Requirement:
Report every line from the material that contains the word "TRADES".

* * * * *

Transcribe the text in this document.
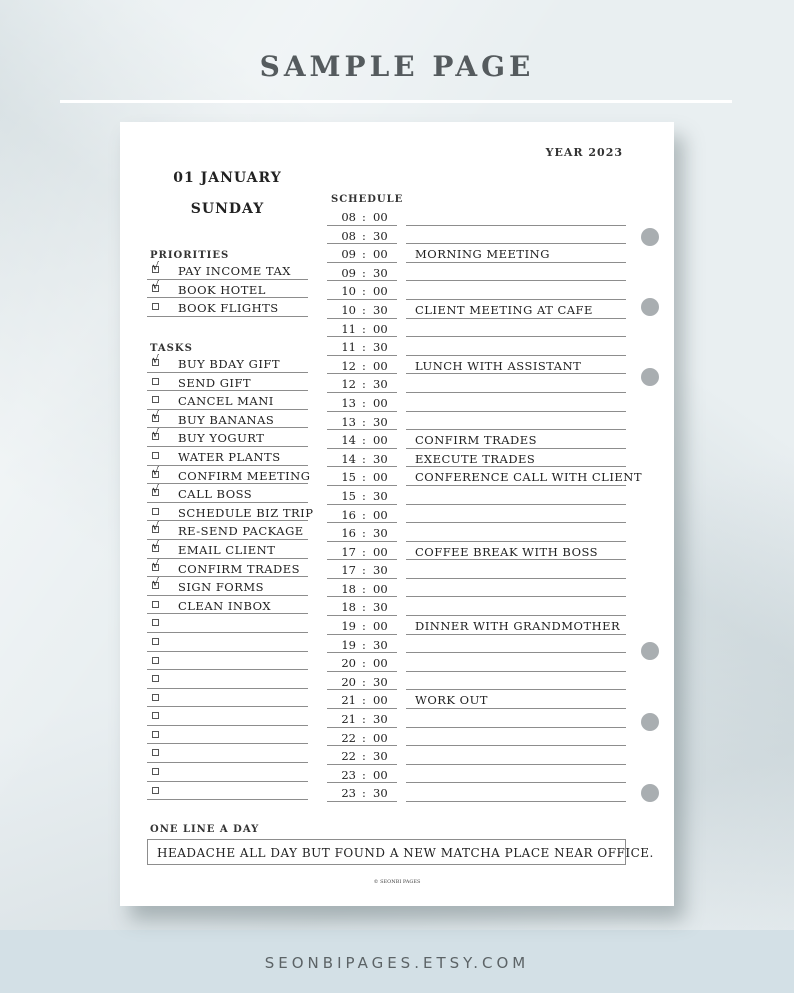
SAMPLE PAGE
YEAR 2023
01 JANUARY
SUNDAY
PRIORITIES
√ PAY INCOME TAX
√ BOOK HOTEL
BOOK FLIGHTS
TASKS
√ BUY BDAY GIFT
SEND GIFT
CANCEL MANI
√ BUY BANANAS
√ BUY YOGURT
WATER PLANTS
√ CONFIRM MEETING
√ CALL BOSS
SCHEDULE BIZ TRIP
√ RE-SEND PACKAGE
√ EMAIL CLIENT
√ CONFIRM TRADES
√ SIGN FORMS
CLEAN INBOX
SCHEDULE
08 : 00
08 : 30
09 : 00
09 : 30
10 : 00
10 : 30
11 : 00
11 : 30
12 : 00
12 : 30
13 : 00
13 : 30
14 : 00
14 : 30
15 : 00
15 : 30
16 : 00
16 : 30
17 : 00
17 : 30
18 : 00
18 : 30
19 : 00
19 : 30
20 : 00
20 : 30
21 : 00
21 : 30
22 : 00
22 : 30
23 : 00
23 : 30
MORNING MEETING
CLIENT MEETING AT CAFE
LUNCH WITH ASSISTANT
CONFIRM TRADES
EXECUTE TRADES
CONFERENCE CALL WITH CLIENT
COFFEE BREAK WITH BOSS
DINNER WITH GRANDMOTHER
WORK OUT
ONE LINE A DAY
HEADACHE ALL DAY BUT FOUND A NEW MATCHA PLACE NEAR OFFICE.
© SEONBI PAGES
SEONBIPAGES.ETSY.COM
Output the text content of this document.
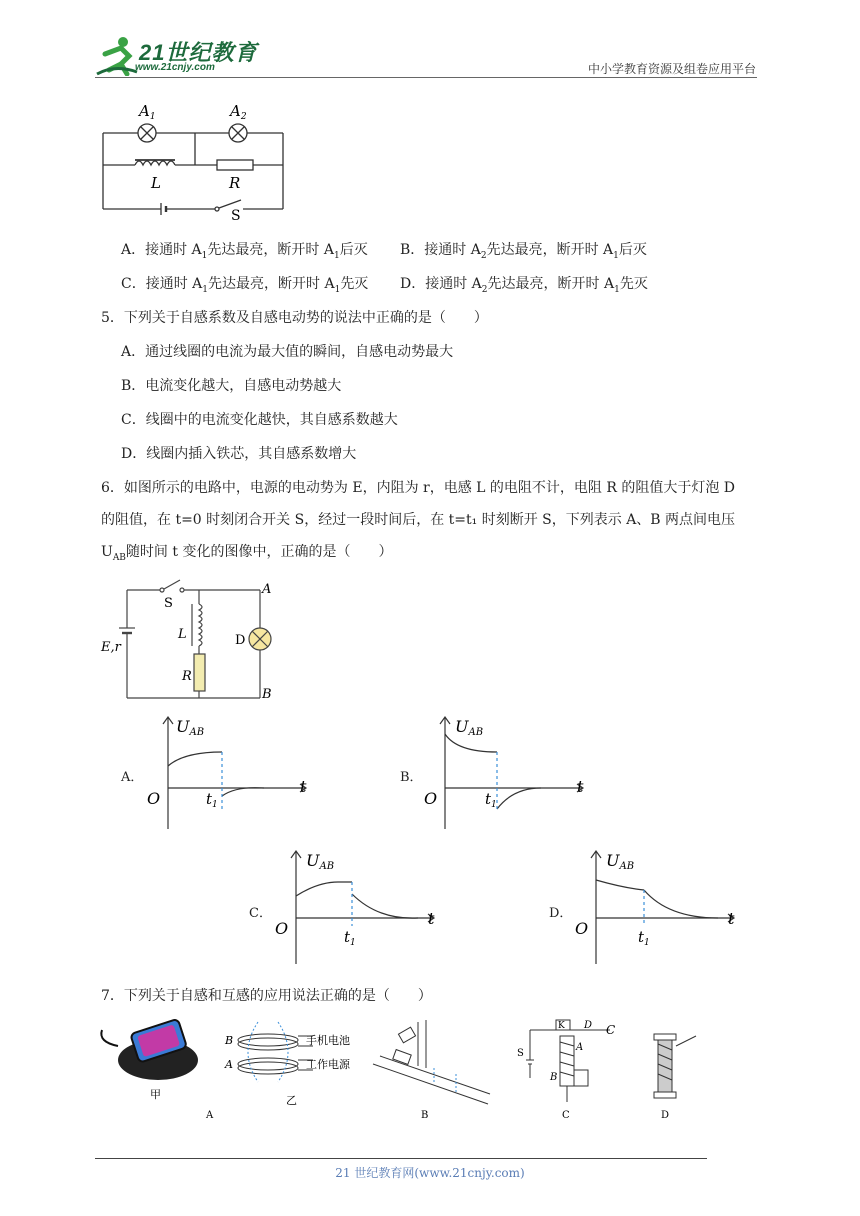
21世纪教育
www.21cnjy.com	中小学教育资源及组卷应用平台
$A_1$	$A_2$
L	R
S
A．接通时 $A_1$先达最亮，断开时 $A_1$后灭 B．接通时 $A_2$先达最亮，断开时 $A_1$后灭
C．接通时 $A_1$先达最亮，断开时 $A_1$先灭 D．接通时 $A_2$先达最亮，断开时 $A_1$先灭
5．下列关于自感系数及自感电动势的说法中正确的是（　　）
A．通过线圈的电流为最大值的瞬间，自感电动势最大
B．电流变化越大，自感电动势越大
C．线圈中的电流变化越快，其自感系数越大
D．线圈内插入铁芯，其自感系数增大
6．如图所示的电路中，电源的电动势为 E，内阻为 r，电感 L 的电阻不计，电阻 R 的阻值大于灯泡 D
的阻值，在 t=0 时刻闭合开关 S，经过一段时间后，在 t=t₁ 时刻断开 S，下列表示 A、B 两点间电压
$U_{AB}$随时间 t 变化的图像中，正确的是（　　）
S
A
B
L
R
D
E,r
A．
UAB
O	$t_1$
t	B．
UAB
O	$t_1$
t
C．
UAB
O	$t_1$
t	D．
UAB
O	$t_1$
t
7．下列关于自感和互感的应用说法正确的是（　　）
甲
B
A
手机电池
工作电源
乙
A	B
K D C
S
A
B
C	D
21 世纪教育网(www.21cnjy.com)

* * * * *

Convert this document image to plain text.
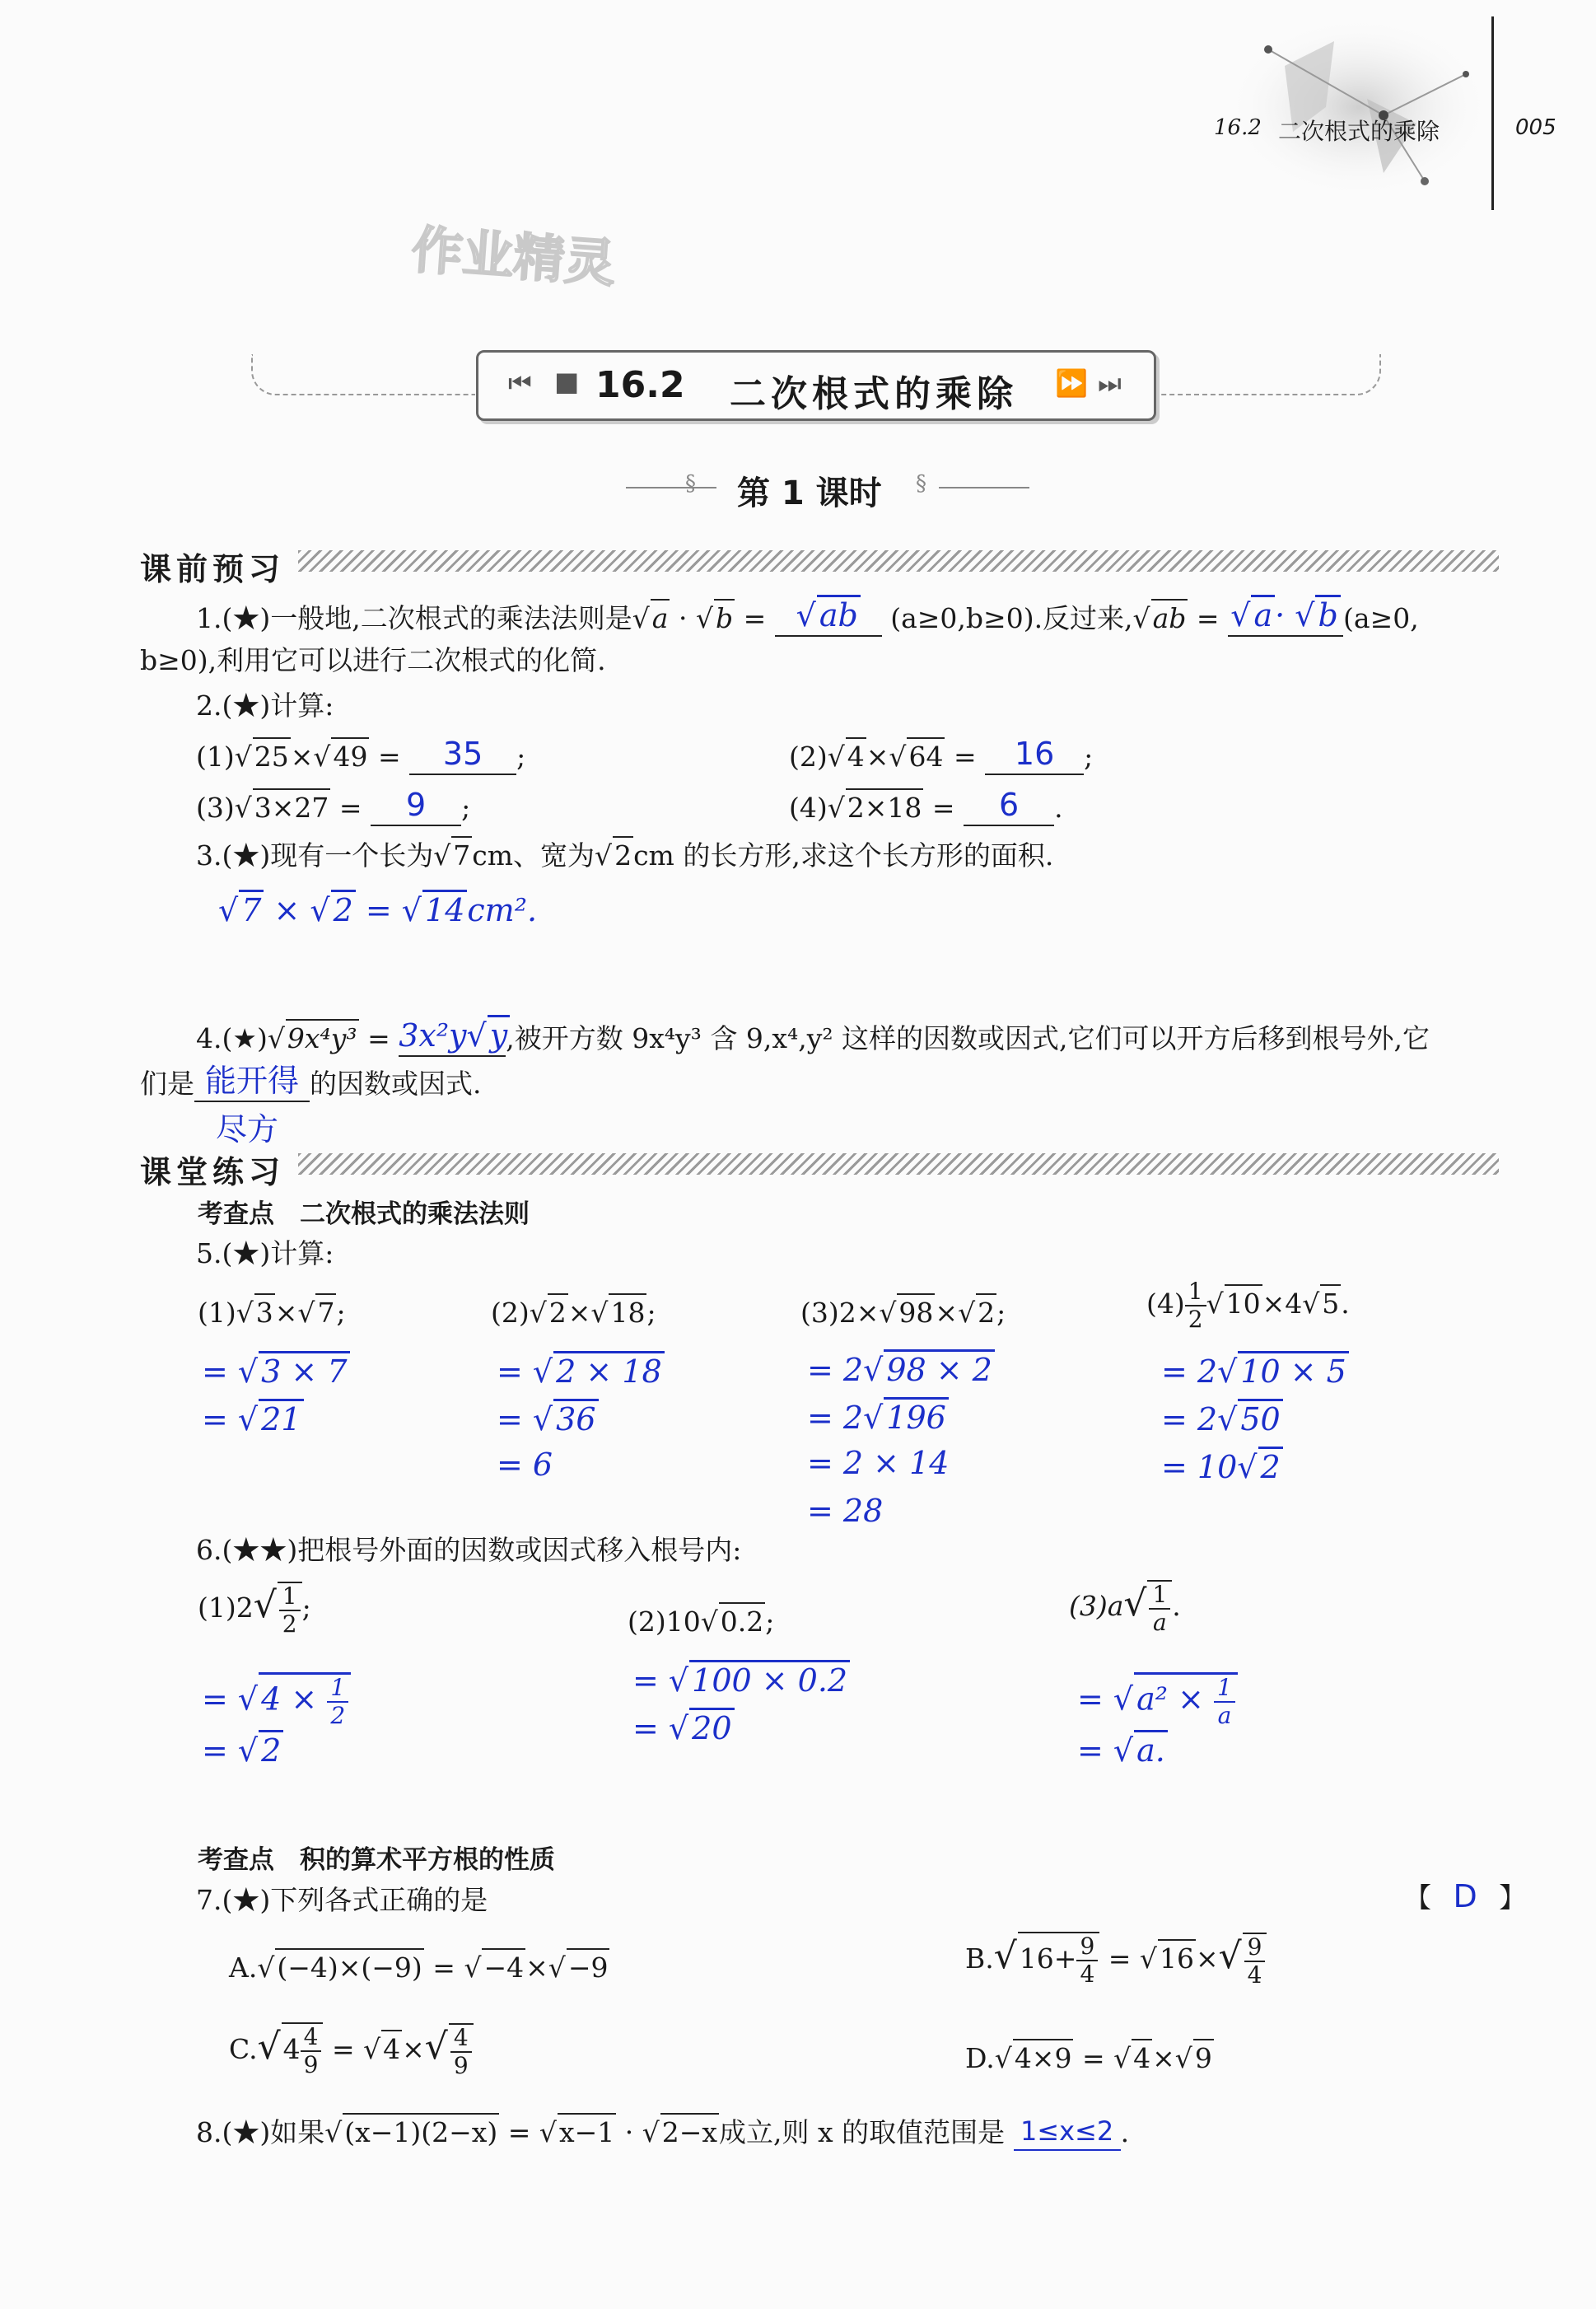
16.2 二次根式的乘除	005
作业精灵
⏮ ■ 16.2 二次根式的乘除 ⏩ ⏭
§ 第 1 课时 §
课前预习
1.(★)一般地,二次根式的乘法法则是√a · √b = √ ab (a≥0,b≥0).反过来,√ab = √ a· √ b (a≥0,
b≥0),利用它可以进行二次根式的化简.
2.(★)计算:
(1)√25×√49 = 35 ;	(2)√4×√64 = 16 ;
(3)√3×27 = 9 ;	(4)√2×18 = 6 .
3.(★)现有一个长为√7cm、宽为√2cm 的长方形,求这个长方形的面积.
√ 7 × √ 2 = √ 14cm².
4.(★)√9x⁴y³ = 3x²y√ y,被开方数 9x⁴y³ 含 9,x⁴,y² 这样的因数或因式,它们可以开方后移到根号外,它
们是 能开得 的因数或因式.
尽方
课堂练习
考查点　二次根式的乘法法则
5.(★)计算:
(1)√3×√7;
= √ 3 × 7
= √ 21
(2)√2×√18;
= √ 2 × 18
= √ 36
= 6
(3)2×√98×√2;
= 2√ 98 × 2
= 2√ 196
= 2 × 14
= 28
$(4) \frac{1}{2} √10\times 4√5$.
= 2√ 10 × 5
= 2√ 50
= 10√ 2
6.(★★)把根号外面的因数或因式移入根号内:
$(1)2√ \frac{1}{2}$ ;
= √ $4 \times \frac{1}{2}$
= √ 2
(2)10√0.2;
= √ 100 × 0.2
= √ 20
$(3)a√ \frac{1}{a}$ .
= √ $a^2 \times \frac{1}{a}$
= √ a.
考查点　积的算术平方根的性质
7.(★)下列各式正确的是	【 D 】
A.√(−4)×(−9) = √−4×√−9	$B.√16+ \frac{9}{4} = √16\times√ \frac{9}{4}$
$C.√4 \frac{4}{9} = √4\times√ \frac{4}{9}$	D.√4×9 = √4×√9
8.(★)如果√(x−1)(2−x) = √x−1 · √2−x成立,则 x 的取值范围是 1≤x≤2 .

* * * * *

Result of this task:
√ CONFIRM TRADES
CONFIRM TRADES
EXECUTE TRADES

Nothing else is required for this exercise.